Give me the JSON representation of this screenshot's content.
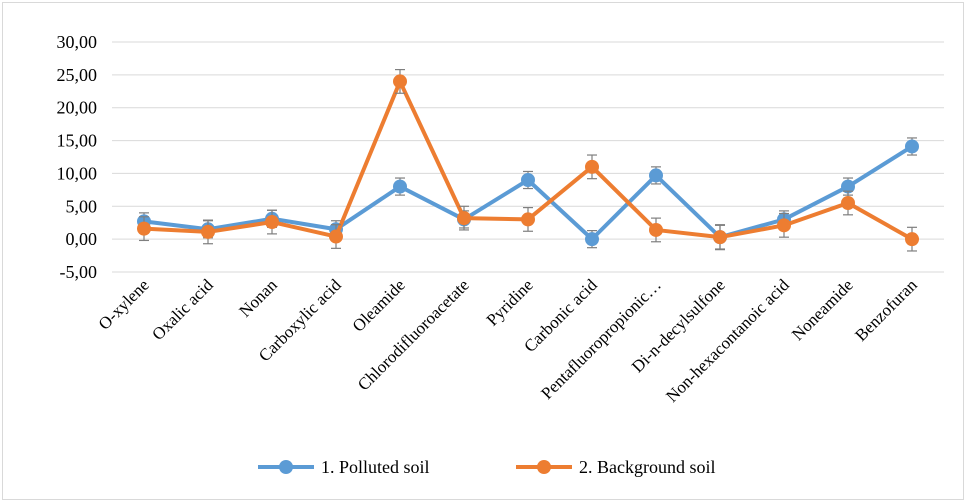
{
  "chart_data": {
    "type": "line",
    "categories": [
      "O-xylene",
      "Oxalic acid",
      "Nonan",
      "Carboxylic acid",
      "Oleamide",
      "Chlorodifluoroacetate",
      "Pyridine",
      "Carbonic acid",
      "Pentafluoropropionic…",
      "Di-n-decylsulfone",
      "Non-hexacontanoic acid",
      "Noneamide",
      "Benzofuran"
    ],
    "series": [
      {
        "name": "1. Polluted soil",
        "color": "#5b9bd5",
        "values": [
          2.7,
          1.5,
          3.1,
          1.5,
          8.0,
          3.0,
          9.0,
          0.0,
          9.7,
          0.3,
          3.0,
          8.0,
          14.1
        ],
        "errors": [
          1.3,
          1.3,
          1.3,
          1.3,
          1.3,
          1.3,
          1.3,
          1.3,
          1.3,
          1.9,
          1.3,
          1.3,
          1.3
        ]
      },
      {
        "name": "2. Background soil",
        "color": "#ed7d31",
        "values": [
          1.6,
          1.1,
          2.6,
          0.4,
          24.0,
          3.2,
          3.0,
          11.0,
          1.4,
          0.3,
          2.1,
          5.5,
          0.0
        ],
        "errors": [
          1.8,
          1.8,
          1.8,
          1.8,
          1.8,
          1.8,
          1.8,
          1.8,
          1.8,
          1.8,
          1.8,
          1.8,
          1.8
        ]
      }
    ],
    "ylim": [
      -5,
      30
    ],
    "yticks": [
      "30,00",
      "25,00",
      "20,00",
      "15,00",
      "10,00",
      "5,00",
      "0,00",
      "-5,00"
    ],
    "ytick_values": [
      30,
      25,
      20,
      15,
      10,
      5,
      0,
      -5
    ],
    "grid": true,
    "legend": "bottom"
  }
}
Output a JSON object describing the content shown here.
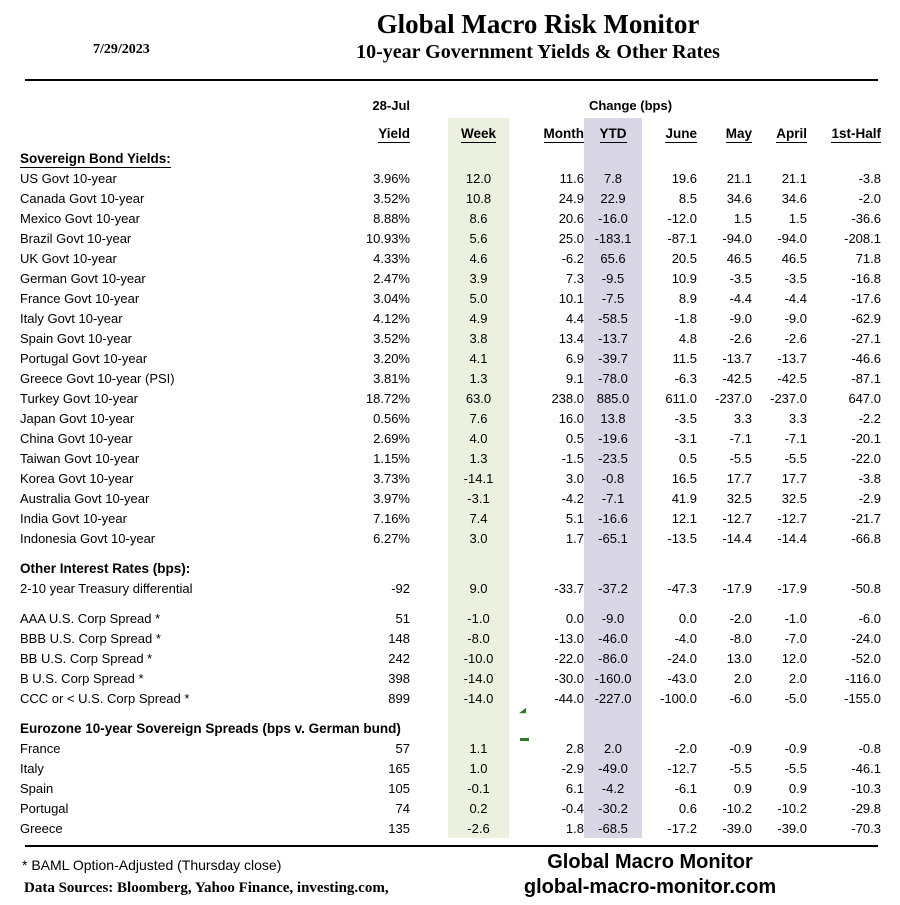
──────────────────────────────
EXERCISE BRIEF: Go through the listing above and return every line where the word "soil" occurs.

TASK ANSWER:
        "name": "1. Polluted soil",
        "name": "2. Background soil",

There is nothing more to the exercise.